What to do
Pull out every line below that holds the word "jsem".

Rows
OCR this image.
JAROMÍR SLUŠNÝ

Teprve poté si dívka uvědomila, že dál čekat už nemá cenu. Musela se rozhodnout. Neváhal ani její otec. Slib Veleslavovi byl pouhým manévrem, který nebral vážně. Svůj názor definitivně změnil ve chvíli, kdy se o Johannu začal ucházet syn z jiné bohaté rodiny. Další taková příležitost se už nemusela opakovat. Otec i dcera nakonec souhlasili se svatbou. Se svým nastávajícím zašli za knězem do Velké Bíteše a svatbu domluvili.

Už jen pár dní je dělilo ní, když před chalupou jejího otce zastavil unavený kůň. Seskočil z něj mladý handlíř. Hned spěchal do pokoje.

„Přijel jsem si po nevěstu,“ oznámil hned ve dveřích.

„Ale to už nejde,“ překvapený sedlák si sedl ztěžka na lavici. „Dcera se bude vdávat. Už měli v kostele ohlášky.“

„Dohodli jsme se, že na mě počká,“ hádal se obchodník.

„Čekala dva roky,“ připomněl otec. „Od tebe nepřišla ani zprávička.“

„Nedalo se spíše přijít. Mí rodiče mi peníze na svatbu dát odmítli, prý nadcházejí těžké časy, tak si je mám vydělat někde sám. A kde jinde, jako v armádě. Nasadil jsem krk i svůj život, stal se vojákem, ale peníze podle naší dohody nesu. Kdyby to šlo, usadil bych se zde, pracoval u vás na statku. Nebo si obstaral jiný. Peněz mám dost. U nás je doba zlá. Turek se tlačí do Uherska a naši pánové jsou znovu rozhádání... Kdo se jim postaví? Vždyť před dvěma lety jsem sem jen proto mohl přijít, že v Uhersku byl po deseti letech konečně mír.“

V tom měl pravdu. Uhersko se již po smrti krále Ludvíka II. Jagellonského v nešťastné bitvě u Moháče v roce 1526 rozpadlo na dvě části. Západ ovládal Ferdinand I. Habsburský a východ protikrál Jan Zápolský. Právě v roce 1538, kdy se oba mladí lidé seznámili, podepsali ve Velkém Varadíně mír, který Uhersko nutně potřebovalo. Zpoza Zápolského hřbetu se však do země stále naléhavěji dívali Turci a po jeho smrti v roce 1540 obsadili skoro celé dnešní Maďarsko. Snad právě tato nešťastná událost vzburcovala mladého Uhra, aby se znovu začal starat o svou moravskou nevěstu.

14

* * *

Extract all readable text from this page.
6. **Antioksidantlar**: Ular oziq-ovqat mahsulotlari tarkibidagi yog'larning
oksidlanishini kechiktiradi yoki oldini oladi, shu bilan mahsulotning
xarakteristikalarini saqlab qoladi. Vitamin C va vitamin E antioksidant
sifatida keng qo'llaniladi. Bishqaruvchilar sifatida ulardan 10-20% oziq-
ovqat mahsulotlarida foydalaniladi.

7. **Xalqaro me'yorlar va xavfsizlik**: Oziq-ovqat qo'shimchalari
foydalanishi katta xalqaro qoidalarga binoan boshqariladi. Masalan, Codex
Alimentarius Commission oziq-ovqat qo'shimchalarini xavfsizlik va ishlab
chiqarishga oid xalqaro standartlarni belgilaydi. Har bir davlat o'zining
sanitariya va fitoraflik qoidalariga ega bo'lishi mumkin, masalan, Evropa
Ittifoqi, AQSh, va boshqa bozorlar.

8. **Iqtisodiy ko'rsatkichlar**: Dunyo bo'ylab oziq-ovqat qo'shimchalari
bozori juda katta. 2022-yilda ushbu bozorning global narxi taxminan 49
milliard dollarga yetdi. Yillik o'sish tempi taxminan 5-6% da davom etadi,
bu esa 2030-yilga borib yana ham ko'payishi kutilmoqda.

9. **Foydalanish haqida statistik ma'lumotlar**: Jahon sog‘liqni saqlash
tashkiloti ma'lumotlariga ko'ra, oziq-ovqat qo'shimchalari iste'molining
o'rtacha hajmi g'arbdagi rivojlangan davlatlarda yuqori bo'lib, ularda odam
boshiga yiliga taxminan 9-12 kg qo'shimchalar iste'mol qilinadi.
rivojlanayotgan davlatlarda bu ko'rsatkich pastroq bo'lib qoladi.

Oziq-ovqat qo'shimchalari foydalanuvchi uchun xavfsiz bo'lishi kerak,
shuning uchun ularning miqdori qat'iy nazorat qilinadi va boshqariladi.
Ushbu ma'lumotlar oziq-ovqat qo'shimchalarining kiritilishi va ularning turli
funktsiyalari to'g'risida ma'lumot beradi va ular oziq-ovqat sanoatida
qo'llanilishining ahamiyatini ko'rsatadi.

==

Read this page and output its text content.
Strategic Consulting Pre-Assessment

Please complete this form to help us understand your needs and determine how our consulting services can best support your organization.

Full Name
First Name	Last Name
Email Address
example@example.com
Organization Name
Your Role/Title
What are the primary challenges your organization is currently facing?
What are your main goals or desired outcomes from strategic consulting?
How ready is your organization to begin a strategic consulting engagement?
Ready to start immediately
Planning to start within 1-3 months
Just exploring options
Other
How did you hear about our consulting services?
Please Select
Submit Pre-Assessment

Output of the task
„Přijel jsem si po nevěstu,“ oznámil hned ve dveřích.
„Nedalo se spíše přijít. Mí rodiče mi peníze na svatbu dát odmítli, prý nadcházejí těžké časy, tak si je mám vydělat někde sám. A kde jinde, jako v armádě. Nasadil jsem krk i svůj život, stal se vojákem, ale peníze podle naší dohody nesu. Kdyby to šlo, usadil bych se zde, pracoval u vás na statku. Nebo si obstaral jiný. Peněz mám dost. U nás je doba zlá. Turek se tlačí do Uherska a naši pánové jsou znovu rozhádání... Kdo se jim postaví? Vždyť před dvěma lety jsem sem jen proto mohl přijít, že v Uhersku byl po deseti letech konečně mír.“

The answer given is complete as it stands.